| Goal of the exercise |
Format the lines below as a Markdown table with one row per line, skipping any blank lines. Use the column headings "Row" for the row number and "Line" for the line itself.

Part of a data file
........

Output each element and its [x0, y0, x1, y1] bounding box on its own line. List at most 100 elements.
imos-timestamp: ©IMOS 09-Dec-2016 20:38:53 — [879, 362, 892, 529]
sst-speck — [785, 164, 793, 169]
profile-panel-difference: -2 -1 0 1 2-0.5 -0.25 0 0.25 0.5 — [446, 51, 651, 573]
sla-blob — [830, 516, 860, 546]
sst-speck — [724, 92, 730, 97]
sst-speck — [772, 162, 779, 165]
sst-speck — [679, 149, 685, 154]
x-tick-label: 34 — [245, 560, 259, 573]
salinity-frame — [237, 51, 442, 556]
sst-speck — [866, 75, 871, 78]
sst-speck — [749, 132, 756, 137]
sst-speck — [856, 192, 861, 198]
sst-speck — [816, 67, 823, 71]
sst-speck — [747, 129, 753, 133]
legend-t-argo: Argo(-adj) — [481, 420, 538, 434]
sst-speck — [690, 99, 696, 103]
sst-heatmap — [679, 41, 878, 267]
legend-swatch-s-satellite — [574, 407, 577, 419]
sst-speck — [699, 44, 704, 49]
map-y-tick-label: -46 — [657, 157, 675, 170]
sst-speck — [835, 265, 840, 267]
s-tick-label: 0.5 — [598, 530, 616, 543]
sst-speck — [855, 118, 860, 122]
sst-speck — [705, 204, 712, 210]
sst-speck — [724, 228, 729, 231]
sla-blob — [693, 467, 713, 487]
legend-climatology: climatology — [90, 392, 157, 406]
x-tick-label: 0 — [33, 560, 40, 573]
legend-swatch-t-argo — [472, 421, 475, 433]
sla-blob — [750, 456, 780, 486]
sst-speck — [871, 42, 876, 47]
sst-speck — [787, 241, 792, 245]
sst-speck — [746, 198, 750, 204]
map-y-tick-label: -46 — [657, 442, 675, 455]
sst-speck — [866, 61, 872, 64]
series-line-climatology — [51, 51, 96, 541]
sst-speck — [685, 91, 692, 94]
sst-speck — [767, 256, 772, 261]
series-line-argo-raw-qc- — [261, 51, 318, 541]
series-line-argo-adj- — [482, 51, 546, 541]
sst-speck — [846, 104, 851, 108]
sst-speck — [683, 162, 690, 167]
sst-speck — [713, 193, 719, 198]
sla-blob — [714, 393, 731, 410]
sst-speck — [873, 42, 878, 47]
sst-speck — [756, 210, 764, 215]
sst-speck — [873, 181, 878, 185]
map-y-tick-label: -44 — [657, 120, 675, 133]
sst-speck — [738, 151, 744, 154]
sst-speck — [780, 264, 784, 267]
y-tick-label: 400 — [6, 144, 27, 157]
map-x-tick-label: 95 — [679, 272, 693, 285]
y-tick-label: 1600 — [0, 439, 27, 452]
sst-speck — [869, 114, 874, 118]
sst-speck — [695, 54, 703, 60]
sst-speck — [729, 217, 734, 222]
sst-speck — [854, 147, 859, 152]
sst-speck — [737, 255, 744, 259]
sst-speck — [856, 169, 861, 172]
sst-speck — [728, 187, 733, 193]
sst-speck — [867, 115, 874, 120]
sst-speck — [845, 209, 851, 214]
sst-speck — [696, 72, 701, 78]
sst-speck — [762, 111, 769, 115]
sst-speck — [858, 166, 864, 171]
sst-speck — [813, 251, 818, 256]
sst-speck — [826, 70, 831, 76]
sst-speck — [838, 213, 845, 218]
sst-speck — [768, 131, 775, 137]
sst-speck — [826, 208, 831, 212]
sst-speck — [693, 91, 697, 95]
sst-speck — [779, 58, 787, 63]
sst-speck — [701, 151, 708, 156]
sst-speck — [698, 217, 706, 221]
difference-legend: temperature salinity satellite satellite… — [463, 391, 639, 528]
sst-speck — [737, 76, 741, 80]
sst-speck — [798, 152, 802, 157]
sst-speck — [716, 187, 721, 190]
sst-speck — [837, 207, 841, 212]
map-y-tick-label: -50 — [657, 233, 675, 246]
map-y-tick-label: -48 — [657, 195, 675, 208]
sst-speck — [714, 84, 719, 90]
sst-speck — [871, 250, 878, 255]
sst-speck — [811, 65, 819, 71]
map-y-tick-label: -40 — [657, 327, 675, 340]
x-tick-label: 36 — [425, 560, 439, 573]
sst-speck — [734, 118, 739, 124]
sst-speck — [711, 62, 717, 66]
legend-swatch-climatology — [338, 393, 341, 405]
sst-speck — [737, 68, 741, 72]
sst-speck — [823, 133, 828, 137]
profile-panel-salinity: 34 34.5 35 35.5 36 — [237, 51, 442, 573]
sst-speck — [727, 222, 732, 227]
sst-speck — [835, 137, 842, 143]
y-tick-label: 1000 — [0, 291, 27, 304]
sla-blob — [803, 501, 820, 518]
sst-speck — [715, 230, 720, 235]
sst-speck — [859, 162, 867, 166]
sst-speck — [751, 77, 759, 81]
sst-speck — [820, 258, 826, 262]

........

| Completed exercise |
| Row | Line |
|---|---|
| 1 | Output each element and its [x0, y0, x1, y1] bounding box on its own line. List at most 100 elements. |
| 2 | imos-timestamp: ©IMOS 09-Dec-2016 20:38:53 — [879, 362, 892, 529] |
| 3 | sst-speck — [785, 164, 793, 169] |
| 4 | profile-panel-difference: -2 -1 0 1 2-0.5 -0.25 0 0.25 0.5 — [446, 51, 651, 573] |
| 5 | sla-blob — [830, 516, 860, 546] |
| 6 | sst-speck — [724, 92, 730, 97] |
| 7 | sst-speck — [772, 162, 779, 165] |
| 8 | sst-speck — [679, 149, 685, 154] |
| 9 | x-tick-label: 34 — [245, 560, 259, 573] |
| 10 | salinity-frame — [237, 51, 442, 556] |
| 11 | sst-speck — [866, 75, 871, 78] |
| 12 | sst-speck — [749, 132, 756, 137] |
| 13 | sst-speck — [856, 192, 861, 198] |
| 14 | sst-speck — [816, 67, 823, 71] |
| 15 | sst-speck — [747, 129, 753, 133] |
| 16 | legend-t-argo: Argo(-adj) — [481, 420, 538, 434] |
| 17 | sst-speck — [690, 99, 696, 103] |
| 18 | sst-heatmap — [679, 41, 878, 267] |
| 19 | legend-swatch-s-satellite — [574, 407, 577, 419] |
| 20 | sst-speck — [699, 44, 704, 49] |
| 21 | map-y-tick-label: -46 — [657, 157, 675, 170] |
| 22 | sst-speck — [835, 265, 840, 267] |
| 23 | s-tick-label: 0.5 — [598, 530, 616, 543] |
| 24 | sst-speck — [855, 118, 860, 122] |
| 25 | sst-speck — [705, 204, 712, 210] |
| 26 | sst-speck — [724, 228, 729, 231] |
| 27 | sla-blob — [693, 467, 713, 487] |
| 28 | legend-climatology: climatology — [90, 392, 157, 406] |
| 29 | x-tick-label: 0 — [33, 560, 40, 573] |
| 30 | legend-swatch-t-argo — [472, 421, 475, 433] |
| 31 | sla-blob — [750, 456, 780, 486] |
| 32 | sst-speck — [871, 42, 876, 47] |
| 33 | sst-speck — [787, 241, 792, 245] |
| 34 | sst-speck — [746, 198, 750, 204] |
| 35 | map-y-tick-label: -46 — [657, 442, 675, 455] |
| 36 | sst-speck — [866, 61, 872, 64] |
| 37 | series-line-climatology — [51, 51, 96, 541] |
| 38 | sst-speck — [685, 91, 692, 94] |
| 39 | sst-speck — [767, 256, 772, 261] |
| 40 | series-line-argo-raw-qc- — [261, 51, 318, 541] |
| 41 | series-line-argo-adj- — [482, 51, 546, 541] |
| 42 | sst-speck — [846, 104, 851, 108] |
| 43 | sst-speck — [683, 162, 690, 167] |
| 44 | sst-speck — [713, 193, 719, 198] |
| 45 | sla-blob — [714, 393, 731, 410] |
| 46 | sst-speck — [873, 42, 878, 47] |
| 47 | sst-speck — [756, 210, 764, 215] |
| 48 | sst-speck — [873, 181, 878, 185] |
| 49 | map-y-tick-label: -44 — [657, 120, 675, 133] |
| 50 | sst-speck — [738, 151, 744, 154] |
| 51 | sst-speck — [780, 264, 784, 267] |
| 52 | y-tick-label: 400 — [6, 144, 27, 157] |
| 53 | map-x-tick-label: 95 — [679, 272, 693, 285] |
| 54 | y-tick-label: 1600 — [0, 439, 27, 452] |
| 55 | sst-speck — [869, 114, 874, 118] |
| 56 | sst-speck — [695, 54, 703, 60] |
| 57 | sst-speck — [729, 217, 734, 222] |
| 58 | sst-speck — [854, 147, 859, 152] |
| 59 | sst-speck — [737, 255, 744, 259] |
| 60 | sst-speck — [856, 169, 861, 172] |
| 61 | sst-speck — [728, 187, 733, 193] |
| 62 | sst-speck — [867, 115, 874, 120] |
| 63 | sst-speck — [845, 209, 851, 214] |
| 64 | sst-speck — [696, 72, 701, 78] |
| 65 | sst-speck — [762, 111, 769, 115] |
| 66 | sst-speck — [858, 166, 864, 171] |
| 67 | sst-speck — [813, 251, 818, 256] |
| 68 | sst-speck — [826, 70, 831, 76] |
| 69 | sst-speck — [838, 213, 845, 218] |
| 70 | sst-speck — [768, 131, 775, 137] |
| 71 | sst-speck — [826, 208, 831, 212] |
| 72 | sst-speck — [693, 91, 697, 95] |
| 73 | sst-speck — [779, 58, 787, 63] |
| 74 | sst-speck — [701, 151, 708, 156] |
| 75 | sst-speck — [698, 217, 706, 221] |
| 76 | difference-legend: temperature salinity satellite satellite… — [463, 391, 639, 528] |
| 77 | sst-speck — [737, 76, 741, 80] |
| 78 | sst-speck — [798, 152, 802, 157] |
| 79 | sst-speck — [716, 187, 721, 190] |
| 80 | sst-speck — [837, 207, 841, 212] |
| 81 | map-y-tick-label: -50 — [657, 233, 675, 246] |
| 82 | map-y-tick-label: -48 — [657, 195, 675, 208] |
| 83 | sst-speck — [714, 84, 719, 90] |
| 84 | sst-speck — [871, 250, 878, 255] |
| 85 | sst-speck — [811, 65, 819, 71] |
| 86 | map-y-tick-label: -40 — [657, 327, 675, 340] |
| 87 | x-tick-label: 36 — [425, 560, 439, 573] |
| 88 | sst-speck — [734, 118, 739, 124] |
| 89 | sst-speck — [711, 62, 717, 66] |
| 90 | legend-swatch-climatology — [338, 393, 341, 405] |
| 91 | sst-speck — [737, 68, 741, 72] |
| 92 | sst-speck — [823, 133, 828, 137] |
| 93 | profile-panel-salinity: 34 34.5 35 35.5 36 — [237, 51, 442, 573] |
| 94 | sst-speck — [727, 222, 732, 227] |
| 95 | sst-speck — [835, 137, 842, 143] |
| 96 | y-tick-label: 1000 — [0, 291, 27, 304] |
| 97 | sla-blob — [803, 501, 820, 518] |
| 98 | sst-speck — [715, 230, 720, 235] |
| 99 | sst-speck — [859, 162, 867, 166] |
| 100 | sst-speck — [751, 77, 759, 81] |
| 101 | sst-speck — [820, 258, 826, 262] |